**Data for this task:**
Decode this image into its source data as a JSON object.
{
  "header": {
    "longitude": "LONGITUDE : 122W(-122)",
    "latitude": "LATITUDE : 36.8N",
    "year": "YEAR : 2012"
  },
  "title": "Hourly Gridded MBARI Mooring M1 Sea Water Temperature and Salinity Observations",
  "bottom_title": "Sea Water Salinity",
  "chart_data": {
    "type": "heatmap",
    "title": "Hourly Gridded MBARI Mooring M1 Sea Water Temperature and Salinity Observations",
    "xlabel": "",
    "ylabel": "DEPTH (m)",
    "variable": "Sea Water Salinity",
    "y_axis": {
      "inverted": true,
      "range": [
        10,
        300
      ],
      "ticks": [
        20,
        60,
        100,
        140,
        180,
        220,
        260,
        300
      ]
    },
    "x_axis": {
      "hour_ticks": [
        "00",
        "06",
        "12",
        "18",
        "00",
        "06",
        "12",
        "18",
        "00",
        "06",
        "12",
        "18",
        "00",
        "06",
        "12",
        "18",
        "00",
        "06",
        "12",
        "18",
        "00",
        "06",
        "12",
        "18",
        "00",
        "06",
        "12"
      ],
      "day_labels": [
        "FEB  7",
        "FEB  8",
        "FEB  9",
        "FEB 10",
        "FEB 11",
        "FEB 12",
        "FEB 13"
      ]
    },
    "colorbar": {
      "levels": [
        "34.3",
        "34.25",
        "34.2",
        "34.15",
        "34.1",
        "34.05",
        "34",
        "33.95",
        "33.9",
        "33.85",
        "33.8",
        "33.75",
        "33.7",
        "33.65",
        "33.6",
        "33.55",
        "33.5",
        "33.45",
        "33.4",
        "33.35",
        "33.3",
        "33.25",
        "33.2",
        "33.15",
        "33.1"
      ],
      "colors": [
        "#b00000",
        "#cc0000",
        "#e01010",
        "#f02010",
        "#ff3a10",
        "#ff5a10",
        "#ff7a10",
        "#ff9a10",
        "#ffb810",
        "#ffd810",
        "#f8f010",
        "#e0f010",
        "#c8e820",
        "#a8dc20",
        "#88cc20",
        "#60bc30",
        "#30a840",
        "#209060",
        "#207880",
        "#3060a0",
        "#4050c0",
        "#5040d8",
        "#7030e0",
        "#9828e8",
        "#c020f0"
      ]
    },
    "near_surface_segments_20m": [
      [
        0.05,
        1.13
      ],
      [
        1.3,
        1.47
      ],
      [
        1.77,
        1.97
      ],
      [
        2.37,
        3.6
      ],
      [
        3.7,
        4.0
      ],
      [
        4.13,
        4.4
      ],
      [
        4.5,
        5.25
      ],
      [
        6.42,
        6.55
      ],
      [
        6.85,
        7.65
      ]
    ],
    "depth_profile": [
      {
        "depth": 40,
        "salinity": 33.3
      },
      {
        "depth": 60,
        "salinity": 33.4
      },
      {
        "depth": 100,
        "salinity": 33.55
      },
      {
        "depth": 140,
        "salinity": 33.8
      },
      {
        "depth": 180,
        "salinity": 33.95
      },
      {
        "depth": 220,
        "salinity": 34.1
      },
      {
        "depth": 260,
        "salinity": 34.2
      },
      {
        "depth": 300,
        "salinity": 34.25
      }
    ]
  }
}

**Written request:** Output the listing above word for word.

**Answer to this task:**
Decode this image into its source data as a JSON object.
{
  "header": {
    "longitude": "LONGITUDE : 122W(-122)",
    "latitude": "LATITUDE : 36.8N",
    "year": "YEAR : 2012"
  },
  "title": "Hourly Gridded MBARI Mooring M1 Sea Water Temperature and Salinity Observations",
  "bottom_title": "Sea Water Salinity",
  "chart_data": {
    "type": "heatmap",
    "title": "Hourly Gridded MBARI Mooring M1 Sea Water Temperature and Salinity Observations",
    "xlabel": "",
    "ylabel": "DEPTH (m)",
    "variable": "Sea Water Salinity",
    "y_axis": {
      "inverted": true,
      "range": [
        10,
        300
      ],
      "ticks": [
        20,
        60,
        100,
        140,
        180,
        220,
        260,
        300
      ]
    },
    "x_axis": {
      "hour_ticks": [
        "00",
        "06",
        "12",
        "18",
        "00",
        "06",
        "12",
        "18",
        "00",
        "06",
        "12",
        "18",
        "00",
        "06",
        "12",
        "18",
        "00",
        "06",
        "12",
        "18",
        "00",
        "06",
        "12",
        "18",
        "00",
        "06",
        "12"
      ],
      "day_labels": [
        "FEB  7",
        "FEB  8",
        "FEB  9",
        "FEB 10",
        "FEB 11",
        "FEB 12",
        "FEB 13"
      ]
    },
    "colorbar": {
      "levels": [
        "34.3",
        "34.25",
        "34.2",
        "34.15",
        "34.1",
        "34.05",
        "34",
        "33.95",
        "33.9",
        "33.85",
        "33.8",
        "33.75",
        "33.7",
        "33.65",
        "33.6",
        "33.55",
        "33.5",
        "33.45",
        "33.4",
        "33.35",
        "33.3",
        "33.25",
        "33.2",
        "33.15",
        "33.1"
      ],
      "colors": [
        "#b00000",
        "#cc0000",
        "#e01010",
        "#f02010",
        "#ff3a10",
        "#ff5a10",
        "#ff7a10",
        "#ff9a10",
        "#ffb810",
        "#ffd810",
        "#f8f010",
        "#e0f010",
        "#c8e820",
        "#a8dc20",
        "#88cc20",
        "#60bc30",
        "#30a840",
        "#209060",
        "#207880",
        "#3060a0",
        "#4050c0",
        "#5040d8",
        "#7030e0",
        "#9828e8",
        "#c020f0"
      ]
    },
    "near_surface_segments_20m": [
      [
        0.05,
        1.13
      ],
      [
        1.3,
        1.47
      ],
      [
        1.77,
        1.97
      ],
      [
        2.37,
        3.6
      ],
      [
        3.7,
        4.0
      ],
      [
        4.13,
        4.4
      ],
      [
        4.5,
        5.25
      ],
      [
        6.42,
        6.55
      ],
      [
        6.85,
        7.65
      ]
    ],
    "depth_profile": [
      {
        "depth": 40,
        "salinity": 33.3
      },
      {
        "depth": 60,
        "salinity": 33.4
      },
      {
        "depth": 100,
        "salinity": 33.55
      },
      {
        "depth": 140,
        "salinity": 33.8
      },
      {
        "depth": 180,
        "salinity": 33.95
      },
      {
        "depth": 220,
        "salinity": 34.1
      },
      {
        "depth": 260,
        "salinity": 34.2
      },
      {
        "depth": 300,
        "salinity": 34.25
      }
    ]
  }
}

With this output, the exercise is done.